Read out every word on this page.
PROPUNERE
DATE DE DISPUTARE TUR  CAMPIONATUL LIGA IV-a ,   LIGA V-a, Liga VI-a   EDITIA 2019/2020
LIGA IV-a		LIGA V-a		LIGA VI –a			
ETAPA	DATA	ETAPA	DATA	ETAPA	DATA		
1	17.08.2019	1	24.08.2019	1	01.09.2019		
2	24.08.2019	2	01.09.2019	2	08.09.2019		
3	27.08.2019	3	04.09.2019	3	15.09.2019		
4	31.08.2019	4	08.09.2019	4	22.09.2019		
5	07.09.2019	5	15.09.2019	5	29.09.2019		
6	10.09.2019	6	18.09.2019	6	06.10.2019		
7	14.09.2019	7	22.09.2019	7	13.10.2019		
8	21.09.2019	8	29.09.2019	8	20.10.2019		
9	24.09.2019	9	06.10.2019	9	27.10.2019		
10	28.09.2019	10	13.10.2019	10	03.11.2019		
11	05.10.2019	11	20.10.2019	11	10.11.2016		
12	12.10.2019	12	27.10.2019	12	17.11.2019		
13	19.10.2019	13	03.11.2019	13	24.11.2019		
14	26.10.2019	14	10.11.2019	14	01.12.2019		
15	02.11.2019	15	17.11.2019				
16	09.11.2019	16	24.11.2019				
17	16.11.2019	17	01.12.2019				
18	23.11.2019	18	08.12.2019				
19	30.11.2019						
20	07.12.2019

◆ GIVEN INSTRUCTION ◆
Gather every line from the listing above in which "LIGA" appears, and copy those lines.

◆ EXPECTED ANSWER ◆
DATE DE DISPUTARE TUR  CAMPIONATUL LIGA IV-a ,   LIGA V-a, Liga VI-a   EDITIA 2019/2020
LIGA IV-a		LIGA V-a		LIGA VI –a			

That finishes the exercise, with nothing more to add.